## BRIEF
Transcribe all records exactly.

— START OF ENTRIES SHOWN —

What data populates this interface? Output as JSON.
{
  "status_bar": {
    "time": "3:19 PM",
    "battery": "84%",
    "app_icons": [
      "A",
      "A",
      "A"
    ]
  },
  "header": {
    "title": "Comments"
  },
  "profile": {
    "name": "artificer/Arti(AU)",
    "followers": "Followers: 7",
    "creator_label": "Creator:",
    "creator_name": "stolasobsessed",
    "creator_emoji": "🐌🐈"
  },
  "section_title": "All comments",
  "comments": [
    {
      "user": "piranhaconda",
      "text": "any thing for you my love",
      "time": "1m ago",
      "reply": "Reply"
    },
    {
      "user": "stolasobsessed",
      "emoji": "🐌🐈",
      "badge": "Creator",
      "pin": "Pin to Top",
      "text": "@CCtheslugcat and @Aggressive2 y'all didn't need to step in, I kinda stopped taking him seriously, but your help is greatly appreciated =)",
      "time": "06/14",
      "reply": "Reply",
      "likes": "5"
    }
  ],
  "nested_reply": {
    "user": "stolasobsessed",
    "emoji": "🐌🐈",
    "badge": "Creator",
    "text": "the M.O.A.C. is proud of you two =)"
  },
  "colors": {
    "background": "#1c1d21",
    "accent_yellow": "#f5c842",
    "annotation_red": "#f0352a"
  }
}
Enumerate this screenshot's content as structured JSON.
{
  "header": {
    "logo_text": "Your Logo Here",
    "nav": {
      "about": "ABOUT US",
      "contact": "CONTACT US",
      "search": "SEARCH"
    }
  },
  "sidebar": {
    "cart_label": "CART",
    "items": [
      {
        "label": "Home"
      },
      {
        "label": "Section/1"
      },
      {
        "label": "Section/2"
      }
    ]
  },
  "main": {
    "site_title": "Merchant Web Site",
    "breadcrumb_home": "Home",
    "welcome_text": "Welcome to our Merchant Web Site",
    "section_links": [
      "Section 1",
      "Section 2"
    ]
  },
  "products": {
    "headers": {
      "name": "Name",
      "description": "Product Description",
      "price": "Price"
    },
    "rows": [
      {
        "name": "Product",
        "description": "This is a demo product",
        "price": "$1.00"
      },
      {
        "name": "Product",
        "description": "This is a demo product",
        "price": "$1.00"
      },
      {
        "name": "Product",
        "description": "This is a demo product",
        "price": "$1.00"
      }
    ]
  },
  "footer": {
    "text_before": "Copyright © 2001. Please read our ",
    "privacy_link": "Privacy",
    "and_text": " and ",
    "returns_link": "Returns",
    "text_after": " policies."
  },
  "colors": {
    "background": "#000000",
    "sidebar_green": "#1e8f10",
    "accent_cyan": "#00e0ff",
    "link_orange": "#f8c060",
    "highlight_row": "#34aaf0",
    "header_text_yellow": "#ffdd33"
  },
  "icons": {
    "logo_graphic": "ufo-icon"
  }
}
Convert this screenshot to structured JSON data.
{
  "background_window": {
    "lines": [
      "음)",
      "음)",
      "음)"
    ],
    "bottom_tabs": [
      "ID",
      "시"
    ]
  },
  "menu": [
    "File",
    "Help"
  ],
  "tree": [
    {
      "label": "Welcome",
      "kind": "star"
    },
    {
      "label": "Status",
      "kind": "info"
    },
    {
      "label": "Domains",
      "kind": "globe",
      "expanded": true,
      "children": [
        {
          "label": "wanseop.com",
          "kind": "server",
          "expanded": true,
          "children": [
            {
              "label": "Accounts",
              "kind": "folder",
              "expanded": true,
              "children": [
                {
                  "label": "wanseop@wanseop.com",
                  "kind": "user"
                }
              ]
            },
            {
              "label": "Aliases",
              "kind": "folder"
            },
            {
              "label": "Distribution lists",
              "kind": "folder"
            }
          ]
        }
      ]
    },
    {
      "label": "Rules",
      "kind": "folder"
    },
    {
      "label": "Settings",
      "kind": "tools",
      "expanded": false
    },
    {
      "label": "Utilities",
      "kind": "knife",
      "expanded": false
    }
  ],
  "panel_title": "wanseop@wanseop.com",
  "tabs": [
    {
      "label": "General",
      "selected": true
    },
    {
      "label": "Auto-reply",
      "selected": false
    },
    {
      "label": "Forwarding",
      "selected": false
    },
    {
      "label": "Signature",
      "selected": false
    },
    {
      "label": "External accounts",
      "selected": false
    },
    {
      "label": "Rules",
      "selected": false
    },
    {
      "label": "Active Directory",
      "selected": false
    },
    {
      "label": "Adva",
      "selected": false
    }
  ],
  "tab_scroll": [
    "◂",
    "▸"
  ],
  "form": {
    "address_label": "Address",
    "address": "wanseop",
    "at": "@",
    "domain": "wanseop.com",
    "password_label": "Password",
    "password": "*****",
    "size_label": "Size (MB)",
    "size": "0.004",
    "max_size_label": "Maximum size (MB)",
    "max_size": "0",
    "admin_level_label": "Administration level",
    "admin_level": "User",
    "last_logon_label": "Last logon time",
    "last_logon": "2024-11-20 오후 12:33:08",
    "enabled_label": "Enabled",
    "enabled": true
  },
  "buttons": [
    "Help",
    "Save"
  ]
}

— END OF ENTRIES SHOWN —

## WRITTEN ANSWER
What data populates this interface? Output as JSON.
{
  "status_bar": {
    "time": "3:19 PM",
    "battery": "84%",
    "app_icons": [
      "A",
      "A",
      "A"
    ]
  },
  "header": {
    "title": "Comments"
  },
  "profile": {
    "name": "artificer/Arti(AU)",
    "followers": "Followers: 7",
    "creator_label": "Creator:",
    "creator_name": "stolasobsessed",
    "creator_emoji": "🐌🐈"
  },
  "section_title": "All comments",
  "comments": [
    {
      "user": "piranhaconda",
      "text": "any thing for you my love",
      "time": "1m ago",
      "reply": "Reply"
    },
    {
      "user": "stolasobsessed",
      "emoji": "🐌🐈",
      "badge": "Creator",
      "pin": "Pin to Top",
      "text": "@CCtheslugcat and @Aggressive2 y'all didn't need to step in, I kinda stopped taking him seriously, but your help is greatly appreciated =)",
      "time": "06/14",
      "reply": "Reply",
      "likes": "5"
    }
  ],
  "nested_reply": {
    "user": "stolasobsessed",
    "emoji": "🐌🐈",
    "badge": "Creator",
    "text": "the M.O.A.C. is proud of you two =)"
  },
  "colors": {
    "background": "#1c1d21",
    "accent_yellow": "#f5c842",
    "annotation_red": "#f0352a"
  }
}
Enumerate this screenshot's content as structured JSON.
{
  "header": {
    "logo_text": "Your Logo Here",
    "nav": {
      "about": "ABOUT US",
      "contact": "CONTACT US",
      "search": "SEARCH"
    }
  },
  "sidebar": {
    "cart_label": "CART",
    "items": [
      {
        "label": "Home"
      },
      {
        "label": "Section/1"
      },
      {
        "label": "Section/2"
      }
    ]
  },
  "main": {
    "site_title": "Merchant Web Site",
    "breadcrumb_home": "Home",
    "welcome_text": "Welcome to our Merchant Web Site",
    "section_links": [
      "Section 1",
      "Section 2"
    ]
  },
  "products": {
    "headers": {
      "name": "Name",
      "description": "Product Description",
      "price": "Price"
    },
    "rows": [
      {
        "name": "Product",
        "description": "This is a demo product",
        "price": "$1.00"
      },
      {
        "name": "Product",
        "description": "This is a demo product",
        "price": "$1.00"
      },
      {
        "name": "Product",
        "description": "This is a demo product",
        "price": "$1.00"
      }
    ]
  },
  "footer": {
    "text_before": "Copyright © 2001. Please read our ",
    "privacy_link": "Privacy",
    "and_text": " and ",
    "returns_link": "Returns",
    "text_after": " policies."
  },
  "colors": {
    "background": "#000000",
    "sidebar_green": "#1e8f10",
    "accent_cyan": "#00e0ff",
    "link_orange": "#f8c060",
    "highlight_row": "#34aaf0",
    "header_text_yellow": "#ffdd33"
  },
  "icons": {
    "logo_graphic": "ufo-icon"
  }
}
Convert this screenshot to structured JSON data.
{
  "background_window": {
    "lines": [
      "음)",
      "음)",
      "음)"
    ],
    "bottom_tabs": [
      "ID",
      "시"
    ]
  },
  "menu": [
    "File",
    "Help"
  ],
  "tree": [
    {
      "label": "Welcome",
      "kind": "star"
    },
    {
      "label": "Status",
      "kind": "info"
    },
    {
      "label": "Domains",
      "kind": "globe",
      "expanded": true,
      "children": [
        {
          "label": "wanseop.com",
          "kind": "server",
          "expanded": true,
          "children": [
            {
              "label": "Accounts",
              "kind": "folder",
              "expanded": true,
              "children": [
                {
                  "label": "wanseop@wanseop.com",
                  "kind": "user"
                }
              ]
            },
            {
              "label": "Aliases",
              "kind": "folder"
            },
            {
              "label": "Distribution lists",
              "kind": "folder"
            }
          ]
        }
      ]
    },
    {
      "label": "Rules",
      "kind": "folder"
    },
    {
      "label": "Settings",
      "kind": "tools",
      "expanded": false
    },
    {
      "label": "Utilities",
      "kind": "knife",
      "expanded": false
    }
  ],
  "panel_title": "wanseop@wanseop.com",
  "tabs": [
    {
      "label": "General",
      "selected": true
    },
    {
      "label": "Auto-reply",
      "selected": false
    },
    {
      "label": "Forwarding",
      "selected": false
    },
    {
      "label": "Signature",
      "selected": false
    },
    {
      "label": "External accounts",
      "selected": false
    },
    {
      "label": "Rules",
      "selected": false
    },
    {
      "label": "Active Directory",
      "selected": false
    },
    {
      "label": "Adva",
      "selected": false
    }
  ],
  "tab_scroll": [
    "◂",
    "▸"
  ],
  "form": {
    "address_label": "Address",
    "address": "wanseop",
    "at": "@",
    "domain": "wanseop.com",
    "password_label": "Password",
    "password": "*****",
    "size_label": "Size (MB)",
    "size": "0.004",
    "max_size_label": "Maximum size (MB)",
    "max_size": "0",
    "admin_level_label": "Administration level",
    "admin_level": "User",
    "last_logon_label": "Last logon time",
    "last_logon": "2024-11-20 오후 12:33:08",
    "enabled_label": "Enabled",
    "enabled": true
  },
  "buttons": [
    "Help",
    "Save"
  ]
}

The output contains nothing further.